GIVEN PROBLEM:
Your task is to print all of the material verbatim.
Begin RECORDS PROVIDED
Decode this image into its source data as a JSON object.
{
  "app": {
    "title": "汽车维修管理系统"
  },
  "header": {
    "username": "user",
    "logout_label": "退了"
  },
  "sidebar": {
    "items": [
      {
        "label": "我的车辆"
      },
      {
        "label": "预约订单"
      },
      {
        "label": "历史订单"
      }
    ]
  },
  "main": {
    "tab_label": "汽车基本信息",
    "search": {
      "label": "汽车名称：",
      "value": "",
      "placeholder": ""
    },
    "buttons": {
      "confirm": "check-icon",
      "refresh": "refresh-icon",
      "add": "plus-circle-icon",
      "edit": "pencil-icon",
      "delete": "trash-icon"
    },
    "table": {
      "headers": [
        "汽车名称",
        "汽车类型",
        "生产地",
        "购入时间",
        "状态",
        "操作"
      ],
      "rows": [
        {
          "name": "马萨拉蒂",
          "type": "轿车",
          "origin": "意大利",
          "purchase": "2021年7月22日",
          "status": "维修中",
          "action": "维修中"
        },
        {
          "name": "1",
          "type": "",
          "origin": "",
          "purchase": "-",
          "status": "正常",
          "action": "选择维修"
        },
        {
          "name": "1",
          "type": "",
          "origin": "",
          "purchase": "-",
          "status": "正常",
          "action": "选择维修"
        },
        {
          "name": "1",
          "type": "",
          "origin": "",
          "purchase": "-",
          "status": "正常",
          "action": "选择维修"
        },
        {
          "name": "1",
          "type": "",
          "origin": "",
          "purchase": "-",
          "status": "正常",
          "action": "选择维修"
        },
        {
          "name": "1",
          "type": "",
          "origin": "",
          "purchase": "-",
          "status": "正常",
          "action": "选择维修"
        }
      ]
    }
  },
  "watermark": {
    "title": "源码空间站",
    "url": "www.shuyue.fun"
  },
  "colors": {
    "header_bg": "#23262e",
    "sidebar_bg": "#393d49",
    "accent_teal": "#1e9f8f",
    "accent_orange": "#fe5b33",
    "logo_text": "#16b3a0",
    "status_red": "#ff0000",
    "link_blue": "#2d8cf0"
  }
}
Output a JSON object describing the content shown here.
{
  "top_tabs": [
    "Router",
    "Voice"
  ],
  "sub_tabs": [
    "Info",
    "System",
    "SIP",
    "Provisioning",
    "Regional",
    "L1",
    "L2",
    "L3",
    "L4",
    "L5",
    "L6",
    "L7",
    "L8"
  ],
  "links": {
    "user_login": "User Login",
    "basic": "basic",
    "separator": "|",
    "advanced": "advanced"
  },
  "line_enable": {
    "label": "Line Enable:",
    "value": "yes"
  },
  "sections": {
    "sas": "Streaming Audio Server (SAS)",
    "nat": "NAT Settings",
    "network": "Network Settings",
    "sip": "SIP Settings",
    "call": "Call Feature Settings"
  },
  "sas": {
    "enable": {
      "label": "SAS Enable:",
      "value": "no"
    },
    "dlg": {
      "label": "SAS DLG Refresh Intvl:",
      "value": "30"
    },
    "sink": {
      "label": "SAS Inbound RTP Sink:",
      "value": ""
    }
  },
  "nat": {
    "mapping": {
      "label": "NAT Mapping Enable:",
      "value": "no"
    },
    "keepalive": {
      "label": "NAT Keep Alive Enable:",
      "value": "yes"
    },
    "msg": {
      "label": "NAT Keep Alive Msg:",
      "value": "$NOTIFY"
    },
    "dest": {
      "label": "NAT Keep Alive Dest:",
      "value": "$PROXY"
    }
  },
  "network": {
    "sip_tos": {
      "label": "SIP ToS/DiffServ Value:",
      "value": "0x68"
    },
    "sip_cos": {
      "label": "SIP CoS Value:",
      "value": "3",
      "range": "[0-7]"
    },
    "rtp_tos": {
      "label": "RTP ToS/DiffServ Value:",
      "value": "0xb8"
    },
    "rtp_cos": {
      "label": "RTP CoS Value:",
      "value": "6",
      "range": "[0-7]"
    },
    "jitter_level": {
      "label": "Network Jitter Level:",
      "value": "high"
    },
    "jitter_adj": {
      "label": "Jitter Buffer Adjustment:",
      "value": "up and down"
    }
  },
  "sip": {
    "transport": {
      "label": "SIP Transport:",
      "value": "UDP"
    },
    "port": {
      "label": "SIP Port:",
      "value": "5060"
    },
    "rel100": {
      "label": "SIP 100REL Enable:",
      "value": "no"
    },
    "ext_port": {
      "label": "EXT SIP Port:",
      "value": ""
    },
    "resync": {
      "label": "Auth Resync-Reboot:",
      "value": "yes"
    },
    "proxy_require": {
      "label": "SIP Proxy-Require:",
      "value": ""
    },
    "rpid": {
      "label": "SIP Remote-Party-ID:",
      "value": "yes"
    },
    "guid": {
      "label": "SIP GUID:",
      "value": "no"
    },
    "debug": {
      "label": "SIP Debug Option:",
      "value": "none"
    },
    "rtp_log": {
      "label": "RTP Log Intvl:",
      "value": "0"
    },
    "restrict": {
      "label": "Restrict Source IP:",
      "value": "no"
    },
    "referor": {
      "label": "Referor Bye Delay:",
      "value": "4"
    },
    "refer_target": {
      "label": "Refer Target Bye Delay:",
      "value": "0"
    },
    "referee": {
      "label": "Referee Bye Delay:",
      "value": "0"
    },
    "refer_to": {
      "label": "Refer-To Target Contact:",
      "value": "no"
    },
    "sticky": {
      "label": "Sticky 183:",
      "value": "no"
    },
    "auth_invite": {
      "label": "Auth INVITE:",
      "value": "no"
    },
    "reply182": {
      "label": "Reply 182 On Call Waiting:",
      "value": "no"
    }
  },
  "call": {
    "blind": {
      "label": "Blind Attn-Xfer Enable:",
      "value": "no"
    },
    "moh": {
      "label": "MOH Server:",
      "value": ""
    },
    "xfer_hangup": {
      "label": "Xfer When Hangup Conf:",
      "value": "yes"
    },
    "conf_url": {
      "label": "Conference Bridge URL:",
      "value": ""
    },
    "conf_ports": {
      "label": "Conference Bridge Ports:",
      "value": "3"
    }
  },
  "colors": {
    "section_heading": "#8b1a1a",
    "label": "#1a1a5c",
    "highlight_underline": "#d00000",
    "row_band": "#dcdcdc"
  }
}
End RECORDS PROVIDED
THE ANSWER:
Decode this image into its source data as a JSON object.
{
  "app": {
    "title": "汽车维修管理系统"
  },
  "header": {
    "username": "user",
    "logout_label": "退了"
  },
  "sidebar": {
    "items": [
      {
        "label": "我的车辆"
      },
      {
        "label": "预约订单"
      },
      {
        "label": "历史订单"
      }
    ]
  },
  "main": {
    "tab_label": "汽车基本信息",
    "search": {
      "label": "汽车名称：",
      "value": "",
      "placeholder": ""
    },
    "buttons": {
      "confirm": "check-icon",
      "refresh": "refresh-icon",
      "add": "plus-circle-icon",
      "edit": "pencil-icon",
      "delete": "trash-icon"
    },
    "table": {
      "headers": [
        "汽车名称",
        "汽车类型",
        "生产地",
        "购入时间",
        "状态",
        "操作"
      ],
      "rows": [
        {
          "name": "马萨拉蒂",
          "type": "轿车",
          "origin": "意大利",
          "purchase": "2021年7月22日",
          "status": "维修中",
          "action": "维修中"
        },
        {
          "name": "1",
          "type": "",
          "origin": "",
          "purchase": "-",
          "status": "正常",
          "action": "选择维修"
        },
        {
          "name": "1",
          "type": "",
          "origin": "",
          "purchase": "-",
          "status": "正常",
          "action": "选择维修"
        },
        {
          "name": "1",
          "type": "",
          "origin": "",
          "purchase": "-",
          "status": "正常",
          "action": "选择维修"
        },
        {
          "name": "1",
          "type": "",
          "origin": "",
          "purchase": "-",
          "status": "正常",
          "action": "选择维修"
        },
        {
          "name": "1",
          "type": "",
          "origin": "",
          "purchase": "-",
          "status": "正常",
          "action": "选择维修"
        }
      ]
    }
  },
  "watermark": {
    "title": "源码空间站",
    "url": "www.shuyue.fun"
  },
  "colors": {
    "header_bg": "#23262e",
    "sidebar_bg": "#393d49",
    "accent_teal": "#1e9f8f",
    "accent_orange": "#fe5b33",
    "logo_text": "#16b3a0",
    "status_red": "#ff0000",
    "link_blue": "#2d8cf0"
  }
}
Output a JSON object describing the content shown here.
{
  "top_tabs": [
    "Router",
    "Voice"
  ],
  "sub_tabs": [
    "Info",
    "System",
    "SIP",
    "Provisioning",
    "Regional",
    "L1",
    "L2",
    "L3",
    "L4",
    "L5",
    "L6",
    "L7",
    "L8"
  ],
  "links": {
    "user_login": "User Login",
    "basic": "basic",
    "separator": "|",
    "advanced": "advanced"
  },
  "line_enable": {
    "label": "Line Enable:",
    "value": "yes"
  },
  "sections": {
    "sas": "Streaming Audio Server (SAS)",
    "nat": "NAT Settings",
    "network": "Network Settings",
    "sip": "SIP Settings",
    "call": "Call Feature Settings"
  },
  "sas": {
    "enable": {
      "label": "SAS Enable:",
      "value": "no"
    },
    "dlg": {
      "label": "SAS DLG Refresh Intvl:",
      "value": "30"
    },
    "sink": {
      "label": "SAS Inbound RTP Sink:",
      "value": ""
    }
  },
  "nat": {
    "mapping": {
      "label": "NAT Mapping Enable:",
      "value": "no"
    },
    "keepalive": {
      "label": "NAT Keep Alive Enable:",
      "value": "yes"
    },
    "msg": {
      "label": "NAT Keep Alive Msg:",
      "value": "$NOTIFY"
    },
    "dest": {
      "label": "NAT Keep Alive Dest:",
      "value": "$PROXY"
    }
  },
  "network": {
    "sip_tos": {
      "label": "SIP ToS/DiffServ Value:",
      "value": "0x68"
    },
    "sip_cos": {
      "label": "SIP CoS Value:",
      "value": "3",
      "range": "[0-7]"
    },
    "rtp_tos": {
      "label": "RTP ToS/DiffServ Value:",
      "value": "0xb8"
    },
    "rtp_cos": {
      "label": "RTP CoS Value:",
      "value": "6",
      "range": "[0-7]"
    },
    "jitter_level": {
      "label": "Network Jitter Level:",
      "value": "high"
    },
    "jitter_adj": {
      "label": "Jitter Buffer Adjustment:",
      "value": "up and down"
    }
  },
  "sip": {
    "transport": {
      "label": "SIP Transport:",
      "value": "UDP"
    },
    "port": {
      "label": "SIP Port:",
      "value": "5060"
    },
    "rel100": {
      "label": "SIP 100REL Enable:",
      "value": "no"
    },
    "ext_port": {
      "label": "EXT SIP Port:",
      "value": ""
    },
    "resync": {
      "label": "Auth Resync-Reboot:",
      "value": "yes"
    },
    "proxy_require": {
      "label": "SIP Proxy-Require:",
      "value": ""
    },
    "rpid": {
      "label": "SIP Remote-Party-ID:",
      "value": "yes"
    },
    "guid": {
      "label": "SIP GUID:",
      "value": "no"
    },
    "debug": {
      "label": "SIP Debug Option:",
      "value": "none"
    },
    "rtp_log": {
      "label": "RTP Log Intvl:",
      "value": "0"
    },
    "restrict": {
      "label": "Restrict Source IP:",
      "value": "no"
    },
    "referor": {
      "label": "Referor Bye Delay:",
      "value": "4"
    },
    "refer_target": {
      "label": "Refer Target Bye Delay:",
      "value": "0"
    },
    "referee": {
      "label": "Referee Bye Delay:",
      "value": "0"
    },
    "refer_to": {
      "label": "Refer-To Target Contact:",
      "value": "no"
    },
    "sticky": {
      "label": "Sticky 183:",
      "value": "no"
    },
    "auth_invite": {
      "label": "Auth INVITE:",
      "value": "no"
    },
    "reply182": {
      "label": "Reply 182 On Call Waiting:",
      "value": "no"
    }
  },
  "call": {
    "blind": {
      "label": "Blind Attn-Xfer Enable:",
      "value": "no"
    },
    "moh": {
      "label": "MOH Server:",
      "value": ""
    },
    "xfer_hangup": {
      "label": "Xfer When Hangup Conf:",
      "value": "yes"
    },
    "conf_url": {
      "label": "Conference Bridge URL:",
      "value": ""
    },
    "conf_ports": {
      "label": "Conference Bridge Ports:",
      "value": "3"
    }
  },
  "colors": {
    "section_heading": "#8b1a1a",
    "label": "#1a1a5c",
    "highlight_underline": "#d00000",
    "row_band": "#dcdcdc"
  }
}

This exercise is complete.